Task brief: Quote verbatim the records from the line containing "Find all labels, buttons, inputs, and" through the line containing "table-row: El Paso", inclusive of both.

--- START OF Record excerpts ---

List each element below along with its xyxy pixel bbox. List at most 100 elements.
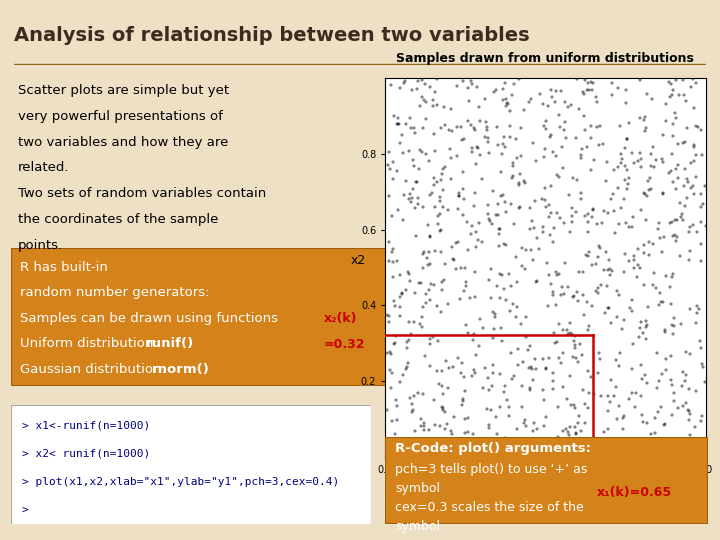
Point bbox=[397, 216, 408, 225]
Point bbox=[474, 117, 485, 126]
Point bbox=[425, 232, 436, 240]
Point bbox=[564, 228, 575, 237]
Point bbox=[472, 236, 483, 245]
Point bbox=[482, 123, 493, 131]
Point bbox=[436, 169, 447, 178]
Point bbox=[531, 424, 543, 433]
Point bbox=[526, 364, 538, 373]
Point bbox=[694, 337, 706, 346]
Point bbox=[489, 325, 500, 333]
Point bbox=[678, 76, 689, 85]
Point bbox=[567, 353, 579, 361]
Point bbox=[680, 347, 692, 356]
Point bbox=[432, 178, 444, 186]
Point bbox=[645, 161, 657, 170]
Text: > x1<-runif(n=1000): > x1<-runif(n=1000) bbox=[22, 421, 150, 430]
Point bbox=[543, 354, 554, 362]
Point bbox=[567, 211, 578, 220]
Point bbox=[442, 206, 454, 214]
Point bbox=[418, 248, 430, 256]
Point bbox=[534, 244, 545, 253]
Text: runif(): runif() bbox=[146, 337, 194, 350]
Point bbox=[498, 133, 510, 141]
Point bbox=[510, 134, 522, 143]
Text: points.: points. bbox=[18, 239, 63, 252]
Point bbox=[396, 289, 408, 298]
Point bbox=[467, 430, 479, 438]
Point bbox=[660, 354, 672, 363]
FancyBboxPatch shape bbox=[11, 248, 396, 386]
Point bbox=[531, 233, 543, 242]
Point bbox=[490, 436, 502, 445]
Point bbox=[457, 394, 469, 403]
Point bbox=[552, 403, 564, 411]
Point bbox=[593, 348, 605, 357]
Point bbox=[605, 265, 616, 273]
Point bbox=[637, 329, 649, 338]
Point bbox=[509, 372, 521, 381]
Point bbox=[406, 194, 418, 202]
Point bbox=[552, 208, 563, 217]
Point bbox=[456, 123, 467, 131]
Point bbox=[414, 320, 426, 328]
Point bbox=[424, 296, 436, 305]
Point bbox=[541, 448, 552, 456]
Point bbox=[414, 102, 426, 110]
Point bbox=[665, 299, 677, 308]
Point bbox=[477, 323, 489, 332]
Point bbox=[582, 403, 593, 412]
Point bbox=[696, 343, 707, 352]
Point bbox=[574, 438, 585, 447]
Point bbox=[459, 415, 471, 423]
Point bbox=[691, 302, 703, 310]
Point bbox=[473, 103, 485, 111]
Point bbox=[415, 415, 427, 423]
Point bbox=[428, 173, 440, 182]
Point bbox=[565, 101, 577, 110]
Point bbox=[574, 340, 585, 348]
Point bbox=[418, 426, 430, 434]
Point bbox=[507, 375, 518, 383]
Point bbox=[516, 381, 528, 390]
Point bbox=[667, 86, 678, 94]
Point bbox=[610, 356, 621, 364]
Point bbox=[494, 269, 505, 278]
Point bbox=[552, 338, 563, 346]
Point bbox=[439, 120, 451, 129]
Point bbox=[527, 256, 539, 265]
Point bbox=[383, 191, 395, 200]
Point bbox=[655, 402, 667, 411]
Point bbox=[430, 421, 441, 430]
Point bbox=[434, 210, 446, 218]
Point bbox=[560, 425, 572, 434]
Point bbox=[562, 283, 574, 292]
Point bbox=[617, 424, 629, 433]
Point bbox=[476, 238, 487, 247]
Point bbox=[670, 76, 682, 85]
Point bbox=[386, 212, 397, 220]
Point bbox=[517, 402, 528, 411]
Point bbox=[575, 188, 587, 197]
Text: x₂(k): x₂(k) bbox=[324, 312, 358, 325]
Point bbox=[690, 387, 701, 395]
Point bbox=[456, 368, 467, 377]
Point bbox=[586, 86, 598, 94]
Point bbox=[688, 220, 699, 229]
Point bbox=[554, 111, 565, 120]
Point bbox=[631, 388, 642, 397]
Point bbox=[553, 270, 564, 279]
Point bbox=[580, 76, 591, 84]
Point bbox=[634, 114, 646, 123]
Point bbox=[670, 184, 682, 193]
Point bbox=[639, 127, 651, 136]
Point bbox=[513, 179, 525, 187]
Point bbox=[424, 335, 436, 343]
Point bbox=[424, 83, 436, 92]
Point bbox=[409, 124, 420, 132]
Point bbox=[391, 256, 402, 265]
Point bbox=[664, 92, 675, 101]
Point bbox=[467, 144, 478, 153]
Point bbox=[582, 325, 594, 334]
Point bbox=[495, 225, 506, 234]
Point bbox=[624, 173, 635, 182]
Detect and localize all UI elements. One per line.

--- END OF Record excerpts ---
--- START OF Record excerpts ---

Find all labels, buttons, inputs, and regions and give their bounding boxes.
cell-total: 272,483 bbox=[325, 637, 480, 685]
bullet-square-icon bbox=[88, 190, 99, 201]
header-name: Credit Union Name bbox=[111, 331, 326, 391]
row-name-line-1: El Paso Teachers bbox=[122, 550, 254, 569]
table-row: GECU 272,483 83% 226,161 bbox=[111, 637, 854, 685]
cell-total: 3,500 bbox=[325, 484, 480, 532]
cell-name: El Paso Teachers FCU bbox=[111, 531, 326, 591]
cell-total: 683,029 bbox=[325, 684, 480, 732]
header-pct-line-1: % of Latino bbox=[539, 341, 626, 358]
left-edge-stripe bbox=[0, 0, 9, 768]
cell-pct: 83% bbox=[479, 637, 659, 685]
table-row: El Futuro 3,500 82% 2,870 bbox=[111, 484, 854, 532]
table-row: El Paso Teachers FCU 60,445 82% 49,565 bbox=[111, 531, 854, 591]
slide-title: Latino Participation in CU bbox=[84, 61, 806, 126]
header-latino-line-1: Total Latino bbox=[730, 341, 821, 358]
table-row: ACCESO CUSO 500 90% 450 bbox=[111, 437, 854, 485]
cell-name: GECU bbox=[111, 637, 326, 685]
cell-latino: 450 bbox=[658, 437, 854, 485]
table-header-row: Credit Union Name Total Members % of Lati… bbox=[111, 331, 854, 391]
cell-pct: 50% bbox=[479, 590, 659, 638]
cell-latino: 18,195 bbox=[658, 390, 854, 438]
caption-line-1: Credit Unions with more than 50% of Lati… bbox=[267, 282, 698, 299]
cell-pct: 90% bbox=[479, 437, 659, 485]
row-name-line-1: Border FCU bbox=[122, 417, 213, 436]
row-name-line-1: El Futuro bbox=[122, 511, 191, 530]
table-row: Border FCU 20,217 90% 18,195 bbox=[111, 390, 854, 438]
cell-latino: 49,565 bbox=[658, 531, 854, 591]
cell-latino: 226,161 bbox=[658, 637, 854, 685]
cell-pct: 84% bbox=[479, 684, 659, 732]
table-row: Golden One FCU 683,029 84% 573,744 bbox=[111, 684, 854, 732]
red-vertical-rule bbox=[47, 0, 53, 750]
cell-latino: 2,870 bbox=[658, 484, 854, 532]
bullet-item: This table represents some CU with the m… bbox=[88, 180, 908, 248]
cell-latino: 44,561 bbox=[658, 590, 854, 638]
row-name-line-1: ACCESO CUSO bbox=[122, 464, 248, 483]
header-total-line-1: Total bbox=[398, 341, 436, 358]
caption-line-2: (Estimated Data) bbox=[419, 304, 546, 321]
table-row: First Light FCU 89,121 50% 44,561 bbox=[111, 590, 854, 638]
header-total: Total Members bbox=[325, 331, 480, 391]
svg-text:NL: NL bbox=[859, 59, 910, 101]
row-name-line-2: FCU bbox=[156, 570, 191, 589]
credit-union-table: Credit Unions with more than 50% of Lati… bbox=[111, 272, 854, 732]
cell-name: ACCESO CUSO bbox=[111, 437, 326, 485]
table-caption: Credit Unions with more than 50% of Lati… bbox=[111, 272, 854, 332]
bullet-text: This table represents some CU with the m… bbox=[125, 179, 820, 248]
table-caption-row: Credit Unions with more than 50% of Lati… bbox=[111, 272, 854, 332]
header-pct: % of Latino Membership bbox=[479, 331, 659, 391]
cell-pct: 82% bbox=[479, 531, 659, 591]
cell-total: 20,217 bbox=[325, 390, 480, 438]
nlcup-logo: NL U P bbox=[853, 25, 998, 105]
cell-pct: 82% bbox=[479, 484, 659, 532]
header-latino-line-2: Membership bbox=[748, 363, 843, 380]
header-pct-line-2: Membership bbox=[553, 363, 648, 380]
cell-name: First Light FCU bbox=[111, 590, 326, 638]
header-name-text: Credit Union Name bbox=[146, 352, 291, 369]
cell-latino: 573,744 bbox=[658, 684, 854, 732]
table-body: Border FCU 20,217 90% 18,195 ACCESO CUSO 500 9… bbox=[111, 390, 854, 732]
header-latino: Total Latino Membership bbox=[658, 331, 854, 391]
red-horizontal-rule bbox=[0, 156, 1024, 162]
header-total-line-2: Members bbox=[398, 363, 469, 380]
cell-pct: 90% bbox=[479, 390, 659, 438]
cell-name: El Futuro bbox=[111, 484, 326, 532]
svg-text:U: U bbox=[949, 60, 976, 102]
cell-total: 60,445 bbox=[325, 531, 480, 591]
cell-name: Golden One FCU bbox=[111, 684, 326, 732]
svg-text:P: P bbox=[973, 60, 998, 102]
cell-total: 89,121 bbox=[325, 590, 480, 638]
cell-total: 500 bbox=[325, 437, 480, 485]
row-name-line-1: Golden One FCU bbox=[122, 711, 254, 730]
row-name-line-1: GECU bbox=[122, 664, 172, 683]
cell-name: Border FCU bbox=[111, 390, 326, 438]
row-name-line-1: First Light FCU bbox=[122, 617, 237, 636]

--- END OF Record excerpts ---
--- START OF Record excerpts ---

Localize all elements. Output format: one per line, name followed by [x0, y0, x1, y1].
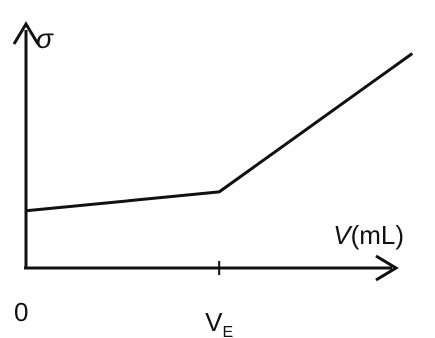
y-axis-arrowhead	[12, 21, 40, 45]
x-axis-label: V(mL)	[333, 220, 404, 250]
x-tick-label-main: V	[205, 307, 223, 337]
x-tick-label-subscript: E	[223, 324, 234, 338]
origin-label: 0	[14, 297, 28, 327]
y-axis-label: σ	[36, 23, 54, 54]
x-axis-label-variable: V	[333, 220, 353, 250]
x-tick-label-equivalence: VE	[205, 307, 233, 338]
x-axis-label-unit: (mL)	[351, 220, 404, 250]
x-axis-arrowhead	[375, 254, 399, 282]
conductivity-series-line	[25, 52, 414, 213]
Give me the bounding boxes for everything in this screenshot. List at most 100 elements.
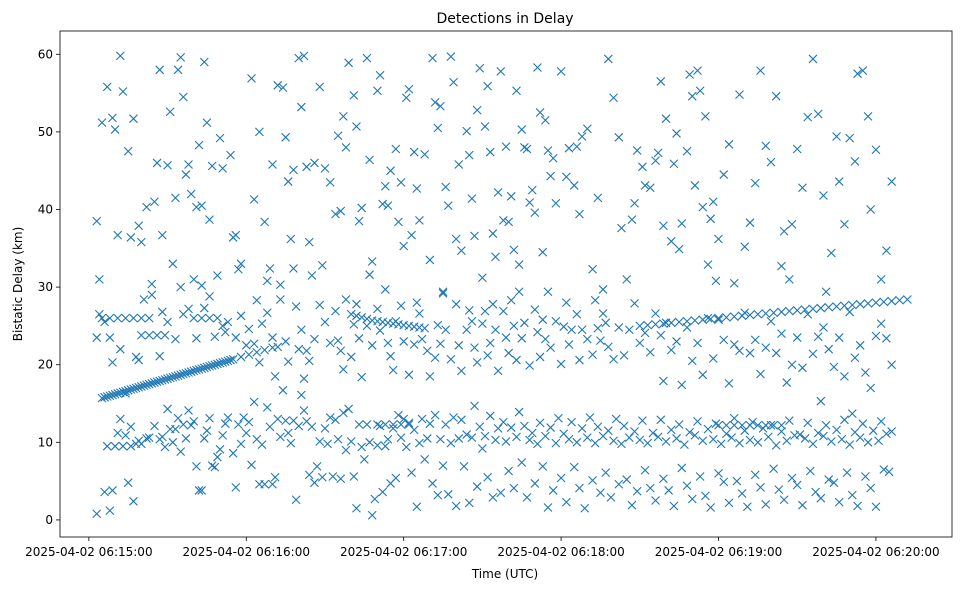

--- END OF Record excerpts ---

Solution:
Find all labels, buttons, inputs, and regions and give their bounding boxes.
cell-total: 272,483 bbox=[325, 637, 480, 685]
bullet-square-icon bbox=[88, 190, 99, 201]
header-name: Credit Union Name bbox=[111, 331, 326, 391]
row-name-line-1: El Paso Teachers bbox=[122, 550, 254, 569]
table-row: GECU 272,483 83% 226,161 bbox=[111, 637, 854, 685]
cell-total: 3,500 bbox=[325, 484, 480, 532]
cell-name: El Paso Teachers FCU bbox=[111, 531, 326, 591]
cell-total: 683,029 bbox=[325, 684, 480, 732]
header-pct-line-1: % of Latino bbox=[539, 341, 626, 358]
left-edge-stripe bbox=[0, 0, 9, 768]
cell-pct: 83% bbox=[479, 637, 659, 685]
table-row: El Futuro 3,500 82% 2,870 bbox=[111, 484, 854, 532]
table-row: El Paso Teachers FCU 60,445 82% 49,565 bbox=[111, 531, 854, 591]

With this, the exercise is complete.